• **Stated task**
Select the lines that contain "Cassettes" and copy each of them.

:: Input for this task

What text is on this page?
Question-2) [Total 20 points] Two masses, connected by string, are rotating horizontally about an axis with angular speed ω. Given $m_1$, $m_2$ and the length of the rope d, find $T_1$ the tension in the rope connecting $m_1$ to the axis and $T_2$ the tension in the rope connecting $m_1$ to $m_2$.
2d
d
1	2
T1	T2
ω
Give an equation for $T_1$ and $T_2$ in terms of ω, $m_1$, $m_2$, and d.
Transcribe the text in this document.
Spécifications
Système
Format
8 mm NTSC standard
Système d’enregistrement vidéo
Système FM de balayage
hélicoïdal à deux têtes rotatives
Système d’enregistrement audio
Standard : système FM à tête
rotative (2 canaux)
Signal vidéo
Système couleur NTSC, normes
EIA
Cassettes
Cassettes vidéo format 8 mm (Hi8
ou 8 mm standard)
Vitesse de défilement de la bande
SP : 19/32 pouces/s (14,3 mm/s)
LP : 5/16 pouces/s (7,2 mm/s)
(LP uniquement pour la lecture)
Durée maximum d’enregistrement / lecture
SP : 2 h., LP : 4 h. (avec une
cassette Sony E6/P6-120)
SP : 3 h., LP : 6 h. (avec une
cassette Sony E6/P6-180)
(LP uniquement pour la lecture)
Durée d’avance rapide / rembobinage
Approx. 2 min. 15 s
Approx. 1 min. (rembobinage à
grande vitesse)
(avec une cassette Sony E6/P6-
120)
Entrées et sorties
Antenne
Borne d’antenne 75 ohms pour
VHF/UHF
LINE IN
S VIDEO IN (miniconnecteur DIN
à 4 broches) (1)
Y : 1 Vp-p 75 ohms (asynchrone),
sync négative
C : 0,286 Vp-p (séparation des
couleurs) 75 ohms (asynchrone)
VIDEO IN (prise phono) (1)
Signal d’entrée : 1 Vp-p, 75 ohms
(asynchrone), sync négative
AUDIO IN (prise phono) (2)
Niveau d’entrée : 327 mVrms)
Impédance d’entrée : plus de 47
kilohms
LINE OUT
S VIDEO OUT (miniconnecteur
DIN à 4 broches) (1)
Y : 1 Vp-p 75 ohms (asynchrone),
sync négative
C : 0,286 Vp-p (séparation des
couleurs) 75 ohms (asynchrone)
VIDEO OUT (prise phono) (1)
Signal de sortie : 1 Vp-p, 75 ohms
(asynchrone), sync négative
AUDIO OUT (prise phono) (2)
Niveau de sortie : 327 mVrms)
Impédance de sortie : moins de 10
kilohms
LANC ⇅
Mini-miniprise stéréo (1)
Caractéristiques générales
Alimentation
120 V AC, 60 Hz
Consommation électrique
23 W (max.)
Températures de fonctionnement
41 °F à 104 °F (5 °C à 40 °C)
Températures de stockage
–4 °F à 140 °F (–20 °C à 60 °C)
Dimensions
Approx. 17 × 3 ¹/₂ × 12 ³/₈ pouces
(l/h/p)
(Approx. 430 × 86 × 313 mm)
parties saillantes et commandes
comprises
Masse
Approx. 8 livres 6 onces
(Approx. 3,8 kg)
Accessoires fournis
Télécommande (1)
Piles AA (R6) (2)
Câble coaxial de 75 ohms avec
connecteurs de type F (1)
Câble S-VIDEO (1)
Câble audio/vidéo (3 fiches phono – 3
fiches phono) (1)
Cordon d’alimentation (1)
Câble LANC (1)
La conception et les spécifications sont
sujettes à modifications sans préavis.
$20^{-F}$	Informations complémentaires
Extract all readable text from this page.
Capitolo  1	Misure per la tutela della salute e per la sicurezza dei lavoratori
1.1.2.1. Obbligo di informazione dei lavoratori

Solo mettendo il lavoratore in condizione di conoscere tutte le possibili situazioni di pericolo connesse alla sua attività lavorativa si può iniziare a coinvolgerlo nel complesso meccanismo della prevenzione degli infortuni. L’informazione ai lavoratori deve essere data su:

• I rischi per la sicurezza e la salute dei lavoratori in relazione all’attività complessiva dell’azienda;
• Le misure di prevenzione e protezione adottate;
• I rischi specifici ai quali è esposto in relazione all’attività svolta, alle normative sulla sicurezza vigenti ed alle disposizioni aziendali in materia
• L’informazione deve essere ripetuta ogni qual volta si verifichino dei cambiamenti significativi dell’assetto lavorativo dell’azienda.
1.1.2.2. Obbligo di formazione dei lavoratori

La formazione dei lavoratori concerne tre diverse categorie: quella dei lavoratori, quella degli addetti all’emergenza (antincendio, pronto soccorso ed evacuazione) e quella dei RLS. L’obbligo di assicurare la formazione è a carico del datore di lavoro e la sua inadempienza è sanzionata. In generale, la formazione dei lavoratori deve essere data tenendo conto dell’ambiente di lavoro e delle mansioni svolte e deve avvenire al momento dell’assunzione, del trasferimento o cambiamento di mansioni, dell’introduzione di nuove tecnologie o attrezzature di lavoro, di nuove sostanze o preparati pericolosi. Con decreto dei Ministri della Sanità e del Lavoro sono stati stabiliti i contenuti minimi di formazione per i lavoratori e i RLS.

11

::::

• **Exercise solution**
Cassettes
Cassettes vidéo format 8 mm (Hi8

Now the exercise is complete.